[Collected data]
******
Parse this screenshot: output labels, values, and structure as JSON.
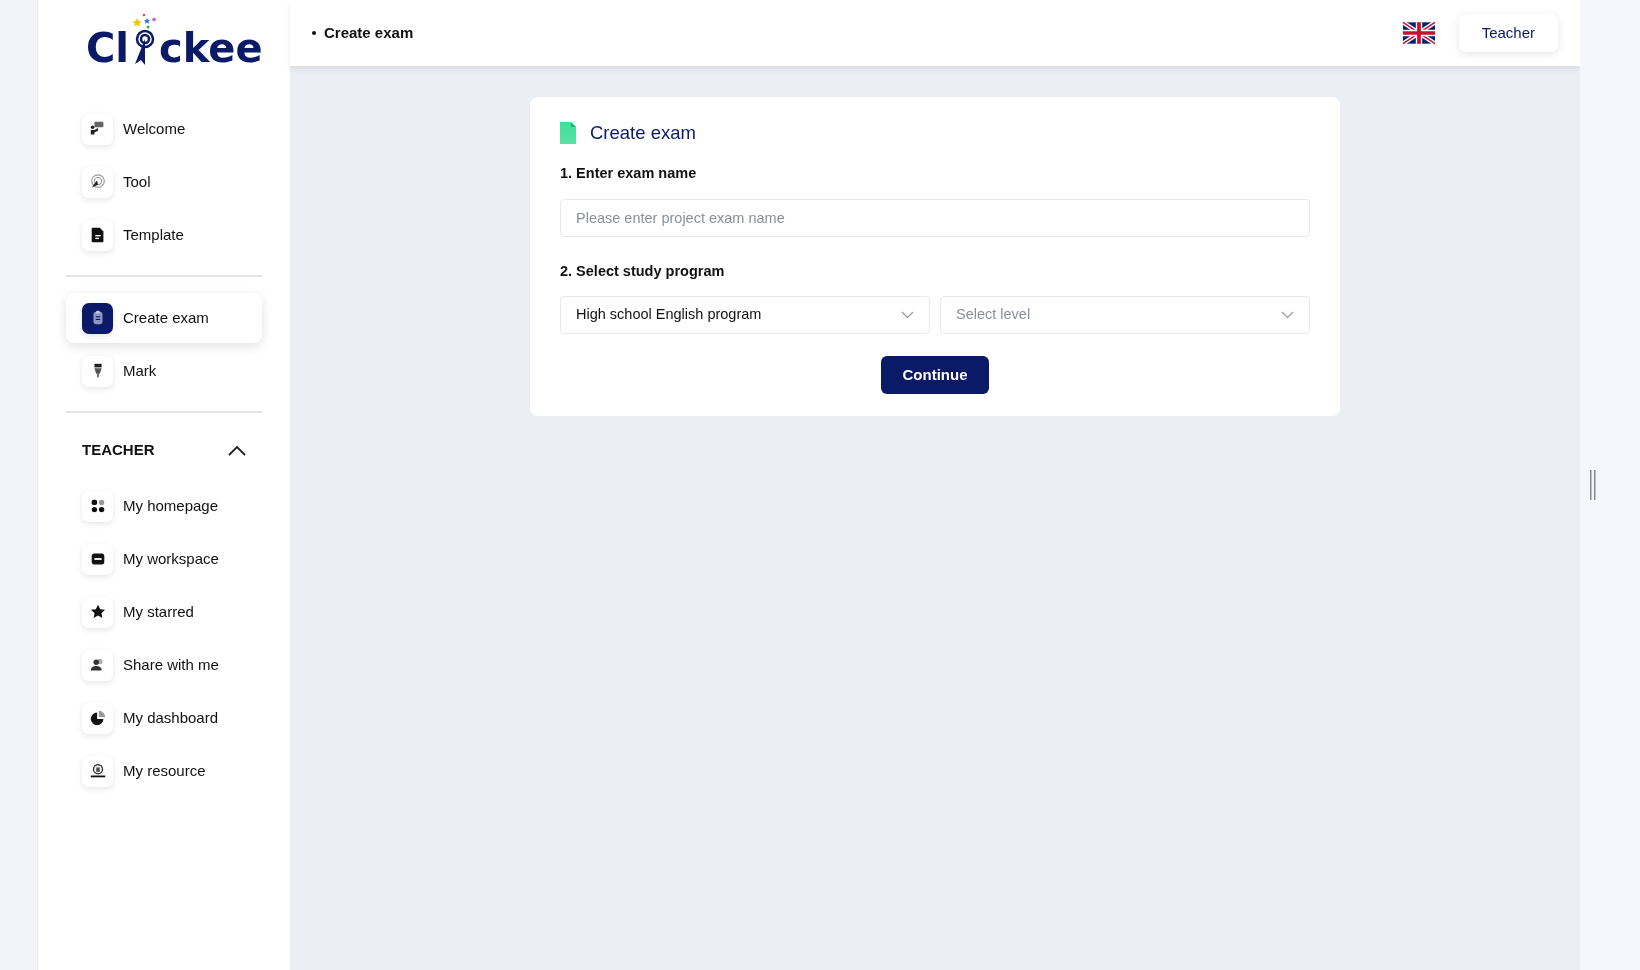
{
  "logo": {
    "text_before": "Cl",
    "text_after": "ckee"
  },
  "nav_groups": [
    {
      "items": [
        {
          "label": "Welcome",
          "selected": false
        },
        {
          "label": "Tool",
          "selected": false
        },
        {
          "label": "Template",
          "selected": false
        }
      ]
    },
    {
      "items": [
        {
          "label": "Create exam",
          "selected": true
        },
        {
          "label": "Mark",
          "selected": false
        }
      ]
    }
  ],
  "teacher_section": {
    "title": "TEACHER",
    "expanded": true,
    "items": [
      {
        "label": "My homepage",
        "selected": false
      },
      {
        "label": "My workspace",
        "selected": false
      },
      {
        "label": "My starred",
        "selected": false
      },
      {
        "label": "Share with me",
        "selected": false
      },
      {
        "label": "My dashboard",
        "selected": false
      },
      {
        "label": "My resource",
        "selected": false
      }
    ]
  },
  "header": {
    "breadcrumb": "Create exam",
    "role_button": "Teacher"
  },
  "form": {
    "title": "Create exam",
    "step_1": {
      "label": "1. Enter exam name",
      "placeholder": "Please enter project exam name"
    },
    "step_2": {
      "label": "2. Select study program",
      "program": {
        "value": "High school English program"
      },
      "level": {
        "placeholder": "Select level"
      }
    },
    "submit": "Continue"
  }
}
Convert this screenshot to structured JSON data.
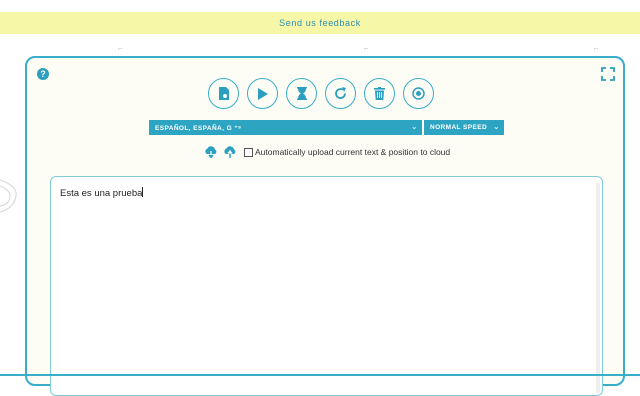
{
  "feedback": {
    "label": "Send us feedback"
  },
  "panel": {
    "help_icon": "?",
    "controls": [
      {
        "name": "voice-file-button",
        "icon": "file-audio-icon"
      },
      {
        "name": "play-button",
        "icon": "play-icon"
      },
      {
        "name": "timer-button",
        "icon": "hourglass-icon"
      },
      {
        "name": "reset-button",
        "icon": "refresh-icon"
      },
      {
        "name": "delete-button",
        "icon": "trash-icon"
      },
      {
        "name": "record-button",
        "icon": "record-icon"
      }
    ],
    "language_select": {
      "value": "ESPAÑOL, ESPAÑA, G ⁺⁸",
      "chevron": "⌄"
    },
    "speed_select": {
      "value": "NORMAL SPEED",
      "chevron": "⌄"
    },
    "upload_label": "Automatically upload current text & position to cloud",
    "editor_text": "Esta es una prueba"
  },
  "colors": {
    "accent": "#2da5c2",
    "feedback_bg": "#f7f7a8",
    "panel_bg": "#fdfcf5"
  }
}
******
● **Written exercise**: Retype the records above exactly, starting at the line that contains "Convert this screenshot" and going through the last line, and leave out any pictures.

● **Worked solution**:
Convert this screenshot to structured JSON data.
{
  "feedback": {
    "label": "Send us feedback"
  },
  "panel": {
    "help_icon": "?",
    "controls": [
      {
        "name": "voice-file-button",
        "icon": "file-audio-icon"
      },
      {
        "name": "play-button",
        "icon": "play-icon"
      },
      {
        "name": "timer-button",
        "icon": "hourglass-icon"
      },
      {
        "name": "reset-button",
        "icon": "refresh-icon"
      },
      {
        "name": "delete-button",
        "icon": "trash-icon"
      },
      {
        "name": "record-button",
        "icon": "record-icon"
      }
    ],
    "language_select": {
      "value": "ESPAÑOL, ESPAÑA, G ⁺⁸",
      "chevron": "⌄"
    },
    "speed_select": {
      "value": "NORMAL SPEED",
      "chevron": "⌄"
    },
    "upload_label": "Automatically upload current text & position to cloud",
    "editor_text": "Esta es una prueba"
  },
  "colors": {
    "accent": "#2da5c2",
    "feedback_bg": "#f7f7a8",
    "panel_bg": "#fdfcf5"
  }
}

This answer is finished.